---------- Text zum Lesen ----------
Aufruf zum "Krieg gegen die Minen"
Angesichts verheerender Umweltverschmutzung und des Raubbaus an der Natur ruft Präsident Juan Manuel Santos zum "Krieg gegen die Minen". Die Schattenwirtschaft des illegalen Goldabbaus ersetze den Drogenhandel als "eine der Hauptaktivitäten der organisierten Kriminalität und als Quelle zur Finanzierung des Terrorismus".
Das Militär ist mit mehr Personal im Einsatz, Minenbetreiber müssen bis zu 30 Jahre Haft fürchten. Zudem sind sechs neue Nationalparks geplant, die einer stärkeren Kontrolle unterliegen. Der Präsident setzt parallel darauf, dass er bis Ende März mit der noch über rund 8000 Kämpfer verfügenden Farc einen Friedensvertrag abschließen kann.
"Die Farc ist regelmäßig hier und sorgt für Ordnung", berichtet ein Bewohner des Ortes Playa Bonita, der sich am für seine Stromschnellen berüchtigten Rio Andagueda befindet. Der Fluss hat durch das Ausbaggern im Zuge der Goldförderung teilweise einen ganz neuen Verlauf bekommen. "Wir haben hier ständig Erdrutsche, und das Wasser ist verschmutzt", klagt eine Bewohnerin.
Ein anderer hat wenig übrig für die Kritik am Goldrausch, er ist mit einer Spitzhacke auf dem Weg zu einer Mine. "Wir dürfen nehmen, was die nicht brauchen." So kaufen sich die Betreiber, die oft auch aus der Region kommen, die Zustimmung der Gemeinden, in ihrem Land das Gold zu fördern. Sie überlassen einen Teil den Anwohnern, die mit einfachem Werkzeug ein bisschen Gold abzweigen, an guten Tagen machen sie über hundert Dollar.
----------
→ **Zu lösende Aufgaben**:
A – Erklären Sie anhand des Textes über den illegalen Goldabbau in ein bis drei Sätzen, warum Präsident Juan Manuel Santos zum „Krieg gegen die Minen“ aufruft.
B – Drucken Sie aus dem Text über den illegalen Goldabbau die Passage ab, beginnend mit „Das Militär ist“ und fortlaufend bis einschließlich „Friedensvertrag abschließen kann.“.
---------- Datensätze ----------
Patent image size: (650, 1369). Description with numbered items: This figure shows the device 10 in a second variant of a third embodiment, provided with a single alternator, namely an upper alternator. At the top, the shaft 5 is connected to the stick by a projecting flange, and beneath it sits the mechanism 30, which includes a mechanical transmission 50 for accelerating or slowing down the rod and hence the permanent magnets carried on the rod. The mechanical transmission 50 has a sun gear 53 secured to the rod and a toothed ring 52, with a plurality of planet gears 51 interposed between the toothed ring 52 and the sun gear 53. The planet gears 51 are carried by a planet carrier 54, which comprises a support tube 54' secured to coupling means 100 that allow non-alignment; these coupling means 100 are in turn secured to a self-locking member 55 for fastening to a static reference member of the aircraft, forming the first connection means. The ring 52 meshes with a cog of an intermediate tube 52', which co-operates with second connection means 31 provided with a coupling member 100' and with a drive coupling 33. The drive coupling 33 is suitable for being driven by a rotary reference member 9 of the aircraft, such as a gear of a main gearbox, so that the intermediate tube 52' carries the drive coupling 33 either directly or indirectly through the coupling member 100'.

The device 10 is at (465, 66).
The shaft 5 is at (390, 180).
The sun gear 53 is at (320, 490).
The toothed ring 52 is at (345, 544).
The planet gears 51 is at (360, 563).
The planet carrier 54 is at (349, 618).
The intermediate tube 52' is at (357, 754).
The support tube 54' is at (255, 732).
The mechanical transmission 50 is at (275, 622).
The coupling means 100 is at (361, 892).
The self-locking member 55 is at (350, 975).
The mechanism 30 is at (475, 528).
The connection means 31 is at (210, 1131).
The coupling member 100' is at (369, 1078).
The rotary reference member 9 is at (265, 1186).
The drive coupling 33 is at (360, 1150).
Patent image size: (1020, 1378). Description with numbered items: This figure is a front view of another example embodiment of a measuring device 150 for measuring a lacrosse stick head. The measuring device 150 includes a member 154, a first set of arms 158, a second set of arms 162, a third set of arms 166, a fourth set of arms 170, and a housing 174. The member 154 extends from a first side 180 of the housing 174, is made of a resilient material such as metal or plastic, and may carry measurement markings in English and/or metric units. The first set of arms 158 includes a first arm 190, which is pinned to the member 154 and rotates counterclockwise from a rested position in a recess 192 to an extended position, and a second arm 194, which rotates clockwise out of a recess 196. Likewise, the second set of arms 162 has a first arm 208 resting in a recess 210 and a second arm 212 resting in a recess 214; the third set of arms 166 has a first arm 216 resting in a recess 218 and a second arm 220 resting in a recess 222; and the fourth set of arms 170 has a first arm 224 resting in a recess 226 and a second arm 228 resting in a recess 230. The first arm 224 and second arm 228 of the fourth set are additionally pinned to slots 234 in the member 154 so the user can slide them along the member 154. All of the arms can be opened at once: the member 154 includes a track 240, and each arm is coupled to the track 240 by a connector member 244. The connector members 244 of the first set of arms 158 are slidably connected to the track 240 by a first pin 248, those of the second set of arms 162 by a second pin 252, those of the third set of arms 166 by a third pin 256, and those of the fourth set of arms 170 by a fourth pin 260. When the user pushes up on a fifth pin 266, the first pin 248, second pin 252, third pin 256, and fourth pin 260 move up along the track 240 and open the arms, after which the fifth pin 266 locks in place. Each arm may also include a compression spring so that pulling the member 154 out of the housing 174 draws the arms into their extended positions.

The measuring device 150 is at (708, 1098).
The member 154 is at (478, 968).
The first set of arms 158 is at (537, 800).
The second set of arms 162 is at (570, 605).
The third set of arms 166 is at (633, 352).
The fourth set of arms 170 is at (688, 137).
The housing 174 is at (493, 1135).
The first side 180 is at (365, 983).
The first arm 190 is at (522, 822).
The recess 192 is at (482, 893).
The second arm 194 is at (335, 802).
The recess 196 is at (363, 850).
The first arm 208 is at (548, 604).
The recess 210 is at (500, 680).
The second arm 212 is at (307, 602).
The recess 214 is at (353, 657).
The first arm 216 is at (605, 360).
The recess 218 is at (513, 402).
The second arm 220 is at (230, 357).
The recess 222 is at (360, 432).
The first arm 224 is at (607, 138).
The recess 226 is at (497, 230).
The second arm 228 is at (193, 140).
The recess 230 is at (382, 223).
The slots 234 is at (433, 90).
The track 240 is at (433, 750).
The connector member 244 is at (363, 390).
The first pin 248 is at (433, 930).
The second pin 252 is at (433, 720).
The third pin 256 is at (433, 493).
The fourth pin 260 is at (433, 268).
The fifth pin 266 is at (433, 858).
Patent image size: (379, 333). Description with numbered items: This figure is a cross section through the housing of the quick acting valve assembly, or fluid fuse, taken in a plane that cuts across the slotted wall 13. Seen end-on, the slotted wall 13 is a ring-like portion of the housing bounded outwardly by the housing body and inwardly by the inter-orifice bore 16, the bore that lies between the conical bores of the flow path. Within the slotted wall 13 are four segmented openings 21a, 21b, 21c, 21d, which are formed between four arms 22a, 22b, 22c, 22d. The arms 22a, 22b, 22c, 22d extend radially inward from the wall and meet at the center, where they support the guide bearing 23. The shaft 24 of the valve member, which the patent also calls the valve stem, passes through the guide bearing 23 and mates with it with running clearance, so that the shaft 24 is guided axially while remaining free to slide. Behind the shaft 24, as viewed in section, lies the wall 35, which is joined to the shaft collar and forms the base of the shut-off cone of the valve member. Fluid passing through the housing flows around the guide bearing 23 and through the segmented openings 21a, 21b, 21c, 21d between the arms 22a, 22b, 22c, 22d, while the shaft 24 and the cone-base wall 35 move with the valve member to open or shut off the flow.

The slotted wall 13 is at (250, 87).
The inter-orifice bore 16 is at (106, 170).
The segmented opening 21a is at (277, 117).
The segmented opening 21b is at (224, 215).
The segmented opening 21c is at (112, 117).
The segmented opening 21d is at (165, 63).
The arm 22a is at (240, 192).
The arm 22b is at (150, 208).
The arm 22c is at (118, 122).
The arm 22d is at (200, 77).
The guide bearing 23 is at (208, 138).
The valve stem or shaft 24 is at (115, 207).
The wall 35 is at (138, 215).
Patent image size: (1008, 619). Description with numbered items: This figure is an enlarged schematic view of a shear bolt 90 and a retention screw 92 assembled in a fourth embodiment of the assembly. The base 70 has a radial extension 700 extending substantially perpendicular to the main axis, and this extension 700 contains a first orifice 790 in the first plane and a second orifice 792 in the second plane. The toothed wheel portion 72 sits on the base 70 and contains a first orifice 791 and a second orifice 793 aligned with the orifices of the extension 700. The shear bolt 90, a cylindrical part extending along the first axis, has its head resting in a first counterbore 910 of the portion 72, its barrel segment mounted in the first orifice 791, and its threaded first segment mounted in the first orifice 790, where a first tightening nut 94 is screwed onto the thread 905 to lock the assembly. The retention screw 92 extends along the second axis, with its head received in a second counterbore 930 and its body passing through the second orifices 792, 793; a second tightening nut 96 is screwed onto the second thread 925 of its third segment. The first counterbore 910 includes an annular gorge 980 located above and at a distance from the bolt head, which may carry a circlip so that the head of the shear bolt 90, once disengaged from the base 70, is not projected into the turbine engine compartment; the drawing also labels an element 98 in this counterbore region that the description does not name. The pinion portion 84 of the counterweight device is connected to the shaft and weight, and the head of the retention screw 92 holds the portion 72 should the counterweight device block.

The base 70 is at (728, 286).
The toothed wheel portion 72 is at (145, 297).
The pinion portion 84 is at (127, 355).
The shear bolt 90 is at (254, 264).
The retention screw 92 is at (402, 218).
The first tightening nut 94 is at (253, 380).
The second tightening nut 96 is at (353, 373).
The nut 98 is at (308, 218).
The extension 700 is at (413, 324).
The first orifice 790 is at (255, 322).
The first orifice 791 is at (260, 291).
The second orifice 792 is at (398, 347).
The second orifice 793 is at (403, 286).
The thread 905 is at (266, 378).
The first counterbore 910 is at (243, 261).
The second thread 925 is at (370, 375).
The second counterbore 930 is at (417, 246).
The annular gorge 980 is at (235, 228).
----------
→ **Lösungen der Aufgaben**:
A – Santos ruft angesichts verheerender Umweltverschmutzung und des Raubbaus an der Natur zum „Krieg gegen die Minen“ auf. Außerdem ersetze die Schattenwirtschaft des illegalen Goldabbaus nach seinen Worten den Drogenhandel als eine der Hauptaktivitäten der organisierten Kriminalität und als Quelle zur Finanzierung des Terrorismus.

B –
Das Militär ist mit mehr Personal im Einsatz, Minenbetreiber müssen bis zu 30 Jahre Haft fürchten. Zudem sind sechs neue Nationalparks geplant, die einer stärkeren Kontrolle unterliegen. Der Präsident setzt parallel darauf, dass er bis Ende März mit der noch über rund 8000 Kämpfer verfügenden Farc einen Friedensvertrag abschließen kann.